**TASK INSTRUCTIONS**
Please find every line of the listing below where "adalah" occurs and copy it.

**DATA PROVIDED**
Content starts
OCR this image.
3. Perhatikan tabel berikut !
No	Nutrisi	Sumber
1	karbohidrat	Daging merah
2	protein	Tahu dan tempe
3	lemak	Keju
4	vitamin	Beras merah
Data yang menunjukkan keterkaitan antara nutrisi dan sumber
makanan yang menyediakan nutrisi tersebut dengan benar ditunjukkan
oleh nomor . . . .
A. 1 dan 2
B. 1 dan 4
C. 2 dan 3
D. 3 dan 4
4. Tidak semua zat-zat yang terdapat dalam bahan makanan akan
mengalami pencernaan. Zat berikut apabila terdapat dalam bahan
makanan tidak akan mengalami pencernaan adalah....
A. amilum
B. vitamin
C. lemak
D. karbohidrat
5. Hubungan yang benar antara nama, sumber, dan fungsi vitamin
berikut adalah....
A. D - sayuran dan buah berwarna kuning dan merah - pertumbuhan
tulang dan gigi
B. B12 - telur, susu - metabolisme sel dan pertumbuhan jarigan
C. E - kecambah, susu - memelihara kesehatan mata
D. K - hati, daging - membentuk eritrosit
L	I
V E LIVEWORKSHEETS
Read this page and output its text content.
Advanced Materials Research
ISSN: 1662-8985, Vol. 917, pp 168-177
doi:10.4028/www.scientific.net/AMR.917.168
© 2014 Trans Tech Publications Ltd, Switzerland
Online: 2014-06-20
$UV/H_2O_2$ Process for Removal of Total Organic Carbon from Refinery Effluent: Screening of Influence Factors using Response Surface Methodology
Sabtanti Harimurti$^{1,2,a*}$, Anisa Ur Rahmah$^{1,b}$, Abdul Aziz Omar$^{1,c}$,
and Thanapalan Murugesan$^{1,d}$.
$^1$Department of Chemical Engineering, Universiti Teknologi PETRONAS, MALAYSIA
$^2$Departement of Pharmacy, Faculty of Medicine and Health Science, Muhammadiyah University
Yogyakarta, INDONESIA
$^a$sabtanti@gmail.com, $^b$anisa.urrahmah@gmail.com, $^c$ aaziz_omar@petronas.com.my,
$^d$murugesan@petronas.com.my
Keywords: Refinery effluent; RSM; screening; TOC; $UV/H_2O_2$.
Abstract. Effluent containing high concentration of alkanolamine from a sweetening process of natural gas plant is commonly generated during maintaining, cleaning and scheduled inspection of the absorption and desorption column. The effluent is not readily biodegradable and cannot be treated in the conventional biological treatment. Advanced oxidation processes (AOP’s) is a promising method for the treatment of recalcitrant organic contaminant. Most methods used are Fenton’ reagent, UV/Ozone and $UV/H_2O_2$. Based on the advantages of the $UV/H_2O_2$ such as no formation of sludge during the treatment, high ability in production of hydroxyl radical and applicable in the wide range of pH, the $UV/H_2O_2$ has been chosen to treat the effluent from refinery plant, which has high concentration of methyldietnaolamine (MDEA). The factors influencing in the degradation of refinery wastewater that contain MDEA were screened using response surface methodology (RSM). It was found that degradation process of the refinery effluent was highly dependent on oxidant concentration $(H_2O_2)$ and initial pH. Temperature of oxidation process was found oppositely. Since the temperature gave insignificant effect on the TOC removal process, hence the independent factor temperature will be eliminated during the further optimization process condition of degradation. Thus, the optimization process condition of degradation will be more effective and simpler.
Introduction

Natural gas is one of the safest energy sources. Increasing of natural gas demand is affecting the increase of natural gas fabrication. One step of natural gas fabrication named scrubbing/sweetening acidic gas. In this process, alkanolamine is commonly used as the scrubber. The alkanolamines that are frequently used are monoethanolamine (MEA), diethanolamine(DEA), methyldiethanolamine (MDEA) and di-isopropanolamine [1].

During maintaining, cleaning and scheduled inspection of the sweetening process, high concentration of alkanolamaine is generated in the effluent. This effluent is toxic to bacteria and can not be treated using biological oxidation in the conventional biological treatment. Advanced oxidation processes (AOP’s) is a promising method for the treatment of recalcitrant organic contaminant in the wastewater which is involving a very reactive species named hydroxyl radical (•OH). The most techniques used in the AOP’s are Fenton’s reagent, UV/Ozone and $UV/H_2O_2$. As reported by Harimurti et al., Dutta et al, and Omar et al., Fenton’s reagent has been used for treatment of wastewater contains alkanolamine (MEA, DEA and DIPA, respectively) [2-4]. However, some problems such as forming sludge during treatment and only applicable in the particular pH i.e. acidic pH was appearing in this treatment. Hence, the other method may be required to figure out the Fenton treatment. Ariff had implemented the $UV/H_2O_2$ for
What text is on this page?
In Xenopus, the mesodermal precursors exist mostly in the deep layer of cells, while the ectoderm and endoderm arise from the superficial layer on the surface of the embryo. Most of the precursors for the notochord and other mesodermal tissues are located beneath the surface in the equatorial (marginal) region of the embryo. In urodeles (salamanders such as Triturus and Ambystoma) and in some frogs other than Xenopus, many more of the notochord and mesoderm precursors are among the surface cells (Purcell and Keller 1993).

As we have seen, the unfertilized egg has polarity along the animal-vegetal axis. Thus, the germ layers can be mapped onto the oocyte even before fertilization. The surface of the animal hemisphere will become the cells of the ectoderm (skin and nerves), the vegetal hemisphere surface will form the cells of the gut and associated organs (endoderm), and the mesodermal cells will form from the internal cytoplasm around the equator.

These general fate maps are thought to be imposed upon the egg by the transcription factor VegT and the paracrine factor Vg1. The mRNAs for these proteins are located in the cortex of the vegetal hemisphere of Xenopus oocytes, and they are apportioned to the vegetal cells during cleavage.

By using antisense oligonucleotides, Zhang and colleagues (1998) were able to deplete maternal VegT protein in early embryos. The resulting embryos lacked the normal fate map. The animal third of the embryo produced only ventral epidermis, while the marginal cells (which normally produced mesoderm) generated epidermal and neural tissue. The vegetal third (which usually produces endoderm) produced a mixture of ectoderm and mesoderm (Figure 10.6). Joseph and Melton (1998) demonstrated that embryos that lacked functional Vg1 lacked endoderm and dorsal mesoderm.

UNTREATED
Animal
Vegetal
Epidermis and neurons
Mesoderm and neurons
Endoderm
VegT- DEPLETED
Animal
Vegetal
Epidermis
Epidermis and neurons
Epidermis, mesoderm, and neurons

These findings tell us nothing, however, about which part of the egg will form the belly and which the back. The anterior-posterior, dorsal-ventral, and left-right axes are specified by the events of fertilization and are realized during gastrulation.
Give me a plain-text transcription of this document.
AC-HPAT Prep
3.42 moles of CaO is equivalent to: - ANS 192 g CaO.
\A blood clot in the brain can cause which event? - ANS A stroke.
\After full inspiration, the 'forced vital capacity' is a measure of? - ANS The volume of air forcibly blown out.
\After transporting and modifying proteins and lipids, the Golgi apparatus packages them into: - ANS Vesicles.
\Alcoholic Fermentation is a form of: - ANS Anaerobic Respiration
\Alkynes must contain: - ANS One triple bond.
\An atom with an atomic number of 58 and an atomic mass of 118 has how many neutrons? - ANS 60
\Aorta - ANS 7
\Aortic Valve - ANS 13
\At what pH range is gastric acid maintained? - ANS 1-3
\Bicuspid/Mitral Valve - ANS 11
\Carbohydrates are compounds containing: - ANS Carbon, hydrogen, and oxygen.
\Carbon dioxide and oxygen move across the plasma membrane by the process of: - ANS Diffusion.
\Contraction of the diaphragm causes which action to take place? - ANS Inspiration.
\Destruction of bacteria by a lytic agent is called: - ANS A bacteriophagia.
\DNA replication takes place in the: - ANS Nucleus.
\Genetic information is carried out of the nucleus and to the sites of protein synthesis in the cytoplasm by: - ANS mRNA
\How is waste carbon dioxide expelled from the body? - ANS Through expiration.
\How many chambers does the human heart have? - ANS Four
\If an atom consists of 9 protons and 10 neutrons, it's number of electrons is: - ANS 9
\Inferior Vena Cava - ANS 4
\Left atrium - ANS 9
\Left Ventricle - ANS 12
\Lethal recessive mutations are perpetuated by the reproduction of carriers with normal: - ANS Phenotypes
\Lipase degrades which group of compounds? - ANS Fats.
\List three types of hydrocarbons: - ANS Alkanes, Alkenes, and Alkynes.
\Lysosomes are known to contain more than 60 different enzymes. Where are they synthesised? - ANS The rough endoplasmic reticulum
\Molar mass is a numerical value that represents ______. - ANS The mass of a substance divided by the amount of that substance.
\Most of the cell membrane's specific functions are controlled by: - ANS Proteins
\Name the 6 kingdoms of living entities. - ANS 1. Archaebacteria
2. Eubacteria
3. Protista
Content ends
**EXERCISE RESULT**
makanan tidak akan mengalami pencernaan adalah....
berikut adalah....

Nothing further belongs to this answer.